* [TASK PROMPT]: Pull out from the material below all lines with "selected".
────────
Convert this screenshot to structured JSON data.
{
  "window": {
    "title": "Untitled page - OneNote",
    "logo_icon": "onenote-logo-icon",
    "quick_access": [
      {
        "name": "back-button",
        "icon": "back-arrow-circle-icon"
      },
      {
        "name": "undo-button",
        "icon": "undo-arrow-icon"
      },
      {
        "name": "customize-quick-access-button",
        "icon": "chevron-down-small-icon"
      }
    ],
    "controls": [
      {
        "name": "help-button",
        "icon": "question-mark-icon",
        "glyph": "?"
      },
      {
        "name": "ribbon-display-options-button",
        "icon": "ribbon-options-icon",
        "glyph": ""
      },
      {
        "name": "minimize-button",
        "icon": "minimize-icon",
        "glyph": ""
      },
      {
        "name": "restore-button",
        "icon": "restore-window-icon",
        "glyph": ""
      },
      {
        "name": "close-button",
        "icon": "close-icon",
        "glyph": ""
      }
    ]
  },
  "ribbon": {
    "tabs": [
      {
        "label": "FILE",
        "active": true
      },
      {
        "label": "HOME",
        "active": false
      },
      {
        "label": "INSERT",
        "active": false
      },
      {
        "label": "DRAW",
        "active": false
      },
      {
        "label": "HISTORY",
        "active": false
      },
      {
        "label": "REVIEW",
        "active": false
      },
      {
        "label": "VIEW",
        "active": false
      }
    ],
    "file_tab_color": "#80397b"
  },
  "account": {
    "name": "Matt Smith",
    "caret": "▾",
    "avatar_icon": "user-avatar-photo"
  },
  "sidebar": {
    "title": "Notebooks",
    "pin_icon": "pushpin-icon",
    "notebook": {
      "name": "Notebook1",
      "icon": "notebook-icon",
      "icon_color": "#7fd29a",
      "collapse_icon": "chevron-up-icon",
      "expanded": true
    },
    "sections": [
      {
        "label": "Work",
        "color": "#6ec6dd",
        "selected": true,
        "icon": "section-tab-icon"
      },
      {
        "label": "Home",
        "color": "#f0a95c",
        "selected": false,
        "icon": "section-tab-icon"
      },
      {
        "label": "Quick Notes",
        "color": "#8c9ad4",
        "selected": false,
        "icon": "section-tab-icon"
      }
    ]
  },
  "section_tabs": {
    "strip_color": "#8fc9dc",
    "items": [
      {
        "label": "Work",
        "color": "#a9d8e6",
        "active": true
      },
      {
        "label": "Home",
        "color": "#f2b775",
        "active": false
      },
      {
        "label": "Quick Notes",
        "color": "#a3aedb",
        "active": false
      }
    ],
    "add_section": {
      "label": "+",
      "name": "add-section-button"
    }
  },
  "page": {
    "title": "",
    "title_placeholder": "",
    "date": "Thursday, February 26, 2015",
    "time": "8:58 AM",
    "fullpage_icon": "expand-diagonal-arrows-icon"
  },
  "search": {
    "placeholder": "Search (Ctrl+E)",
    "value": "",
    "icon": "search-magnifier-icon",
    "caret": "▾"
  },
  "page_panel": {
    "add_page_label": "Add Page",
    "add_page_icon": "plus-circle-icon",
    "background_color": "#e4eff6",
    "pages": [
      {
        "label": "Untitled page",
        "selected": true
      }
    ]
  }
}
────────
* [SOLUTION BELOW]:
        "selected": true,
        "selected": false,
        "selected": false,
        "selected": true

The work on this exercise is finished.